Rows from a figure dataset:

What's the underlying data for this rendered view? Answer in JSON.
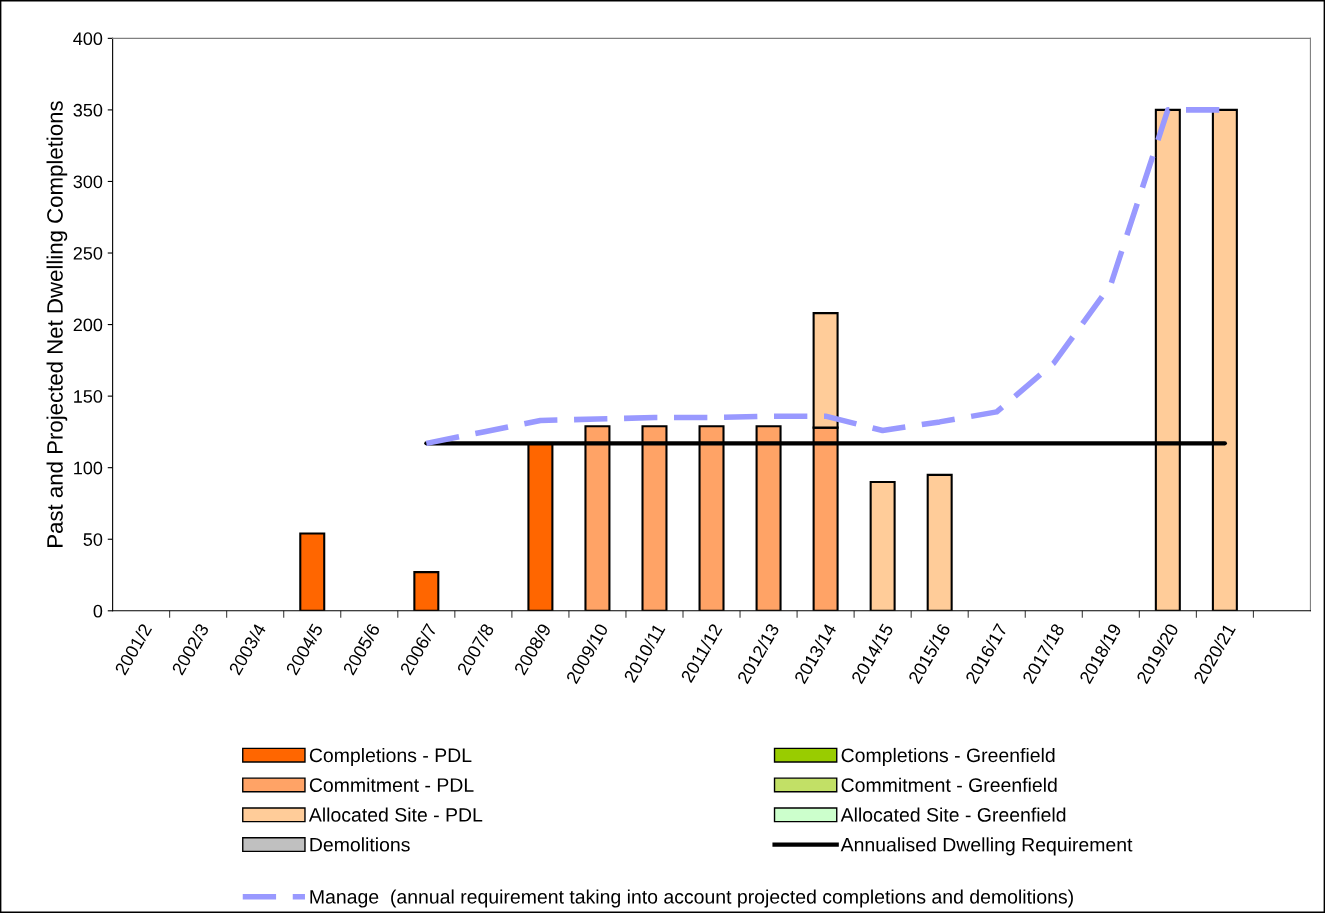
{
  "chart_data": {
    "type": "bar",
    "stacked": true,
    "ylabel": "Past and Projected Net Dwelling Completions",
    "categories": [
      "2001/2",
      "2002/3",
      "2003/4",
      "2004/5",
      "2005/6",
      "2006/7",
      "2007/8",
      "2008/9",
      "2009/10",
      "2010/11",
      "2011/12",
      "2012/13",
      "2013/14",
      "2014/15",
      "2015/16",
      "2016/17",
      "2017/18",
      "2018/19",
      "2019/20",
      "2020/21",
      null
    ],
    "ylim": [
      0,
      400
    ],
    "yticks": [
      0,
      50,
      100,
      150,
      200,
      250,
      300,
      350,
      400
    ],
    "grid": false,
    "legend": "bottom",
    "series": [
      {
        "name": "Completions - PDL",
        "color": "#ff6600",
        "values": [
          null,
          null,
          null,
          54,
          null,
          27,
          null,
          117,
          null,
          null,
          null,
          null,
          null,
          null,
          null,
          null,
          null,
          null,
          null,
          null,
          null
        ]
      },
      {
        "name": "Completions - Greenfield",
        "color": "#99cc00",
        "values": [
          null,
          null,
          null,
          null,
          null,
          null,
          null,
          null,
          null,
          null,
          null,
          null,
          null,
          null,
          null,
          null,
          null,
          null,
          null,
          null,
          null
        ]
      },
      {
        "name": "Commitment - PDL",
        "color": "#ffa366",
        "values": [
          null,
          null,
          null,
          null,
          null,
          null,
          null,
          null,
          129,
          129,
          129,
          129,
          128,
          null,
          null,
          null,
          null,
          null,
          null,
          null,
          null
        ]
      },
      {
        "name": "Commitment - Greenfield",
        "color": "#c2e066",
        "values": [
          null,
          null,
          null,
          null,
          null,
          null,
          null,
          null,
          null,
          null,
          null,
          null,
          null,
          null,
          null,
          null,
          null,
          null,
          null,
          null,
          null
        ]
      },
      {
        "name": "Allocated Site - PDL",
        "color": "#ffcc99",
        "values": [
          null,
          null,
          null,
          null,
          null,
          null,
          null,
          null,
          null,
          null,
          null,
          null,
          80,
          90,
          95,
          null,
          null,
          null,
          350,
          350,
          null
        ]
      },
      {
        "name": "Allocated Site - Greenfield",
        "color": "#ccffcc",
        "values": [
          null,
          null,
          null,
          null,
          null,
          null,
          null,
          null,
          null,
          null,
          null,
          null,
          null,
          null,
          null,
          null,
          null,
          null,
          null,
          null,
          null
        ]
      },
      {
        "name": "Demolitions",
        "color": "#c0c0c0",
        "values": [
          null,
          null,
          null,
          null,
          null,
          null,
          null,
          null,
          null,
          null,
          null,
          null,
          null,
          null,
          null,
          null,
          null,
          null,
          null,
          null,
          null
        ]
      },
      {
        "name": "Annualised Dwelling Requirement",
        "type": "line",
        "color": "#000000",
        "line_style": "solid",
        "marker": "none",
        "values": [
          null,
          null,
          null,
          null,
          null,
          117,
          117,
          117,
          117,
          117,
          117,
          117,
          117,
          117,
          117,
          117,
          117,
          117,
          117,
          117,
          null
        ]
      },
      {
        "name": "Manage  (annual requirement taking into account projected completions and demolitions)",
        "type": "line",
        "color": "#9999ff",
        "line_style": "dashed",
        "marker": "none",
        "values": [
          null,
          null,
          null,
          null,
          null,
          117,
          125,
          133,
          134,
          135,
          135,
          136,
          136,
          126,
          132,
          139,
          173,
          228,
          350,
          350,
          null
        ]
      }
    ]
  }
}
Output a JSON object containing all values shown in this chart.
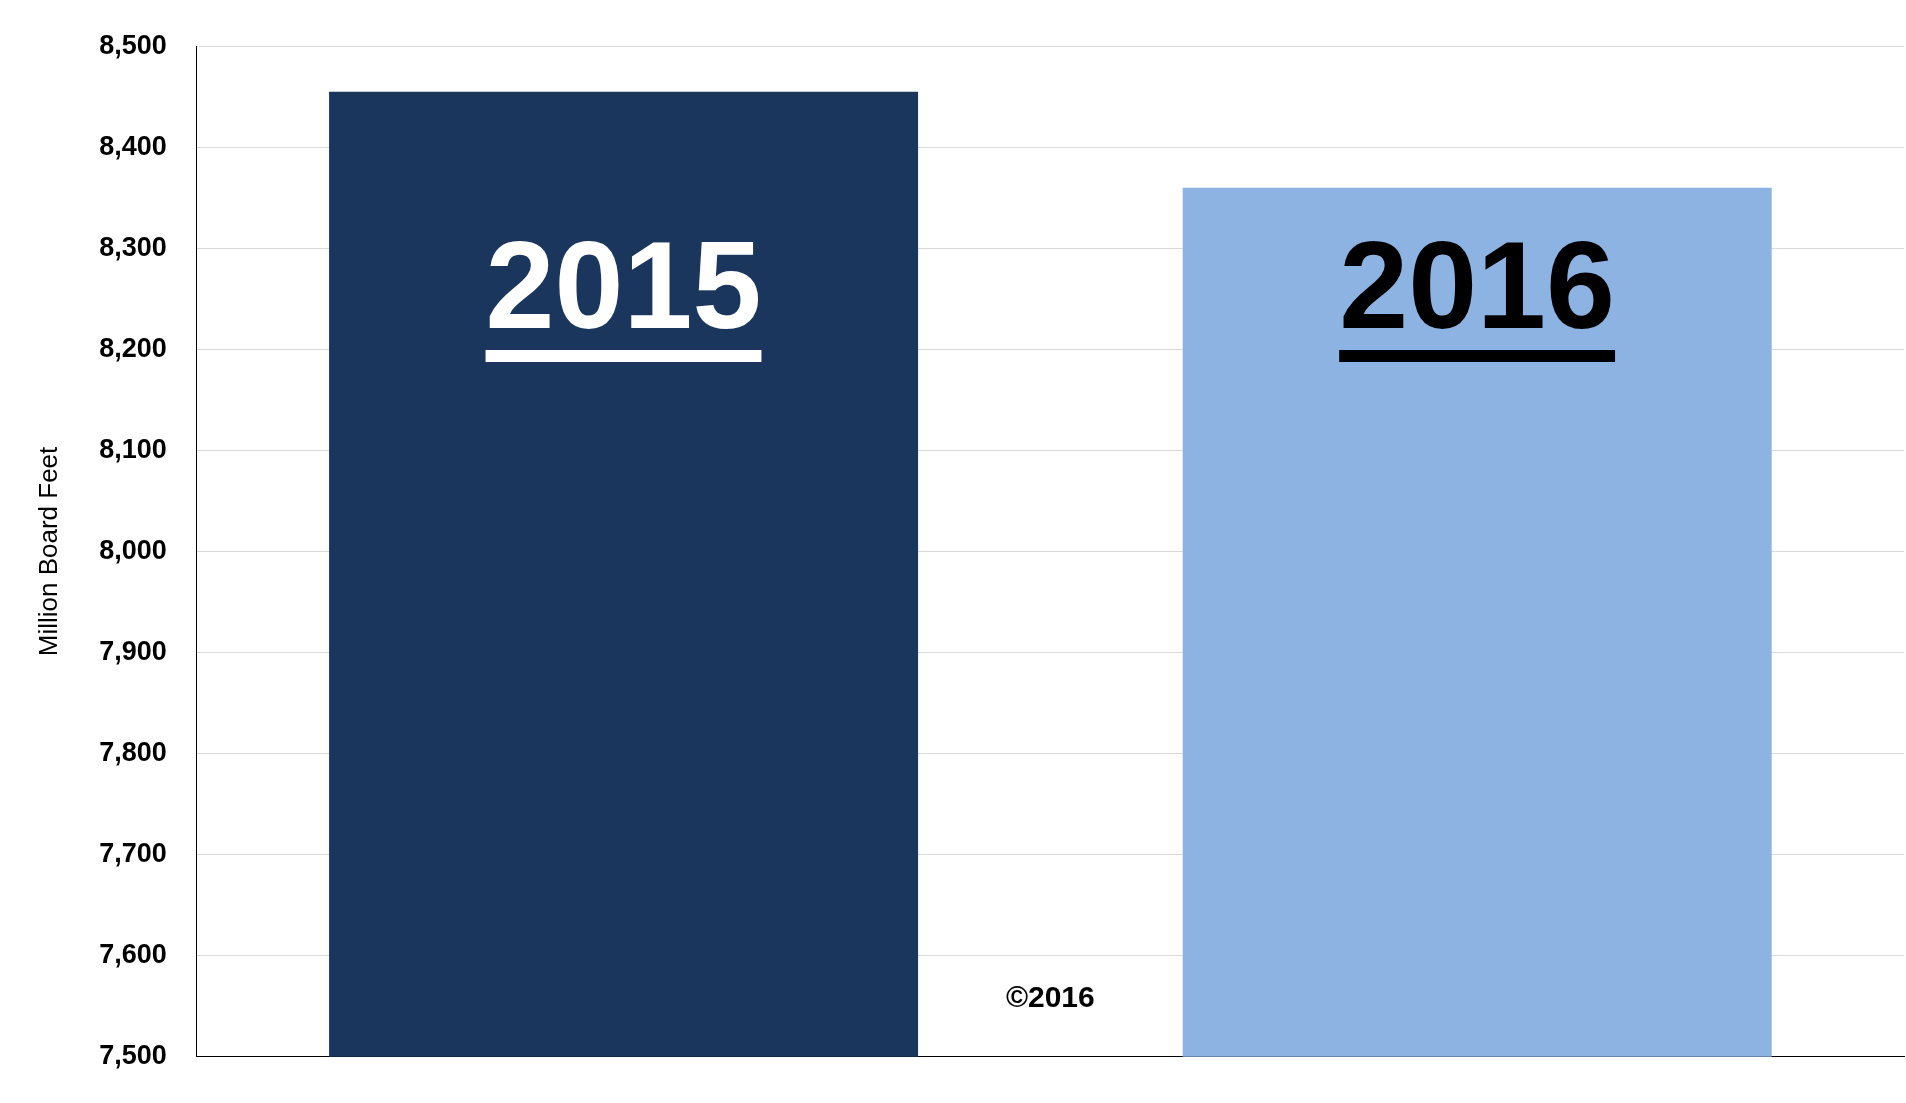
{
  "chart_data": {
    "type": "bar",
    "ylabel": "Million Board Feet",
    "categories": [
      "2015",
      "2016"
    ],
    "values": [
      8455,
      8360
    ],
    "colors": [
      "#1a365d",
      "#8db3e2"
    ],
    "ylim": [
      7500,
      8500
    ],
    "yticks": [
      {
        "value": 7500,
        "label": "7,500"
      },
      {
        "value": 7600,
        "label": "7,600"
      },
      {
        "value": 7700,
        "label": "7,700"
      },
      {
        "value": 7800,
        "label": "7,800"
      },
      {
        "value": 7900,
        "label": "7,900"
      },
      {
        "value": 8000,
        "label": "8,000"
      },
      {
        "value": 8100,
        "label": "8,100"
      },
      {
        "value": 8200,
        "label": "8,200"
      },
      {
        "value": 8300,
        "label": "8,300"
      },
      {
        "value": 8400,
        "label": "8,400"
      },
      {
        "value": 8500,
        "label": "8,500"
      }
    ],
    "grid": "y",
    "legend": false,
    "annotations": [
      "©2016"
    ]
  }
}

- What is being asked:
Retype the whole listing, keeping every line identical and omitting all pictures.

- Final result:
What's the underlying data for this rendered view? Answer in JSON.
{
  "chart_data": {
    "type": "bar",
    "stacked": true,
    "ylabel": "Past and Projected Net Dwelling Completions",
    "categories": [
      "2001/2",
      "2002/3",
      "2003/4",
      "2004/5",
      "2005/6",
      "2006/7",
      "2007/8",
      "2008/9",
      "2009/10",
      "2010/11",
      "2011/12",
      "2012/13",
      "2013/14",
      "2014/15",
      "2015/16",
      "2016/17",
      "2017/18",
      "2018/19",
      "2019/20",
      "2020/21",
      null
    ],
    "ylim": [
      0,
      400
    ],
    "yticks": [
      0,
      50,
      100,
      150,
      200,
      250,
      300,
      350,
      400
    ],
    "grid": false,
    "legend": "bottom",
    "series": [
      {
        "name": "Completions - PDL",
        "color": "#ff6600",
        "values": [
          null,
          null,
          null,
          54,
          null,
          27,
          null,
          117,
          null,
          null,
          null,
          null,
          null,
          null,
          null,
          null,
          null,
          null,
          null,
          null,
          null
        ]
      },
      {
        "name": "Completions - Greenfield",
        "color": "#99cc00",
        "values": [
          null,
          null,
          null,
          null,
          null,
          null,
          null,
          null,
          null,
          null,
          null,
          null,
          null,
          null,
          null,
          null,
          null,
          null,
          null,
          null,
          null
        ]
      },
      {
        "name": "Commitment - PDL",
        "color": "#ffa366",
        "values": [
          null,
          null,
          null,
          null,
          null,
          null,
          null,
          null,
          129,
          129,
          129,
          129,
          128,
          null,
          null,
          null,
          null,
          null,
          null,
          null,
          null
        ]
      },
      {
        "name": "Commitment - Greenfield",
        "color": "#c2e066",
        "values": [
          null,
          null,
          null,
          null,
          null,
          null,
          null,
          null,
          null,
          null,
          null,
          null,
          null,
          null,
          null,
          null,
          null,
          null,
          null,
          null,
          null
        ]
      },
      {
        "name": "Allocated Site - PDL",
        "color": "#ffcc99",
        "values": [
          null,
          null,
          null,
          null,
          null,
          null,
          null,
          null,
          null,
          null,
          null,
          null,
          80,
          90,
          95,
          null,
          null,
          null,
          350,
          350,
          null
        ]
      },
      {
        "name": "Allocated Site - Greenfield",
        "color": "#ccffcc",
        "values": [
          null,
          null,
          null,
          null,
          null,
          null,
          null,
          null,
          null,
          null,
          null,
          null,
          null,
          null,
          null,
          null,
          null,
          null,
          null,
          null,
          null
        ]
      },
      {
        "name": "Demolitions",
        "color": "#c0c0c0",
        "values": [
          null,
          null,
          null,
          null,
          null,
          null,
          null,
          null,
          null,
          null,
          null,
          null,
          null,
          null,
          null,
          null,
          null,
          null,
          null,
          null,
          null
        ]
      },
      {
        "name": "Annualised Dwelling Requirement",
        "type": "line",
        "color": "#000000",
        "line_style": "solid",
        "marker": "none",
        "values": [
          null,
          null,
          null,
          null,
          null,
          117,
          117,
          117,
          117,
          117,
          117,
          117,
          117,
          117,
          117,
          117,
          117,
          117,
          117,
          117,
          null
        ]
      },
      {
        "name": "Manage  (annual requirement taking into account projected completions and demolitions)",
        "type": "line",
        "color": "#9999ff",
        "line_style": "dashed",
        "marker": "none",
        "values": [
          null,
          null,
          null,
          null,
          null,
          117,
          125,
          133,
          134,
          135,
          135,
          136,
          136,
          126,
          132,
          139,
          173,
          228,
          350,
          350,
          null
        ]
      }
    ]
  }
}
Output a JSON object containing all values shown in this chart.
{
  "chart_data": {
    "type": "bar",
    "ylabel": "Million Board Feet",
    "categories": [
      "2015",
      "2016"
    ],
    "values": [
      8455,
      8360
    ],
    "colors": [
      "#1a365d",
      "#8db3e2"
    ],
    "ylim": [
      7500,
      8500
    ],
    "yticks": [
      {
        "value": 7500,
        "label": "7,500"
      },
      {
        "value": 7600,
        "label": "7,600"
      },
      {
        "value": 7700,
        "label": "7,700"
      },
      {
        "value": 7800,
        "label": "7,800"
      },
      {
        "value": 7900,
        "label": "7,900"
      },
      {
        "value": 8000,
        "label": "8,000"
      },
      {
        "value": 8100,
        "label": "8,100"
      },
      {
        "value": 8200,
        "label": "8,200"
      },
      {
        "value": 8300,
        "label": "8,300"
      },
      {
        "value": 8400,
        "label": "8,400"
      },
      {
        "value": 8500,
        "label": "8,500"
      }
    ],
    "grid": "y",
    "legend": false,
    "annotations": [
      "©2016"
    ]
  }
}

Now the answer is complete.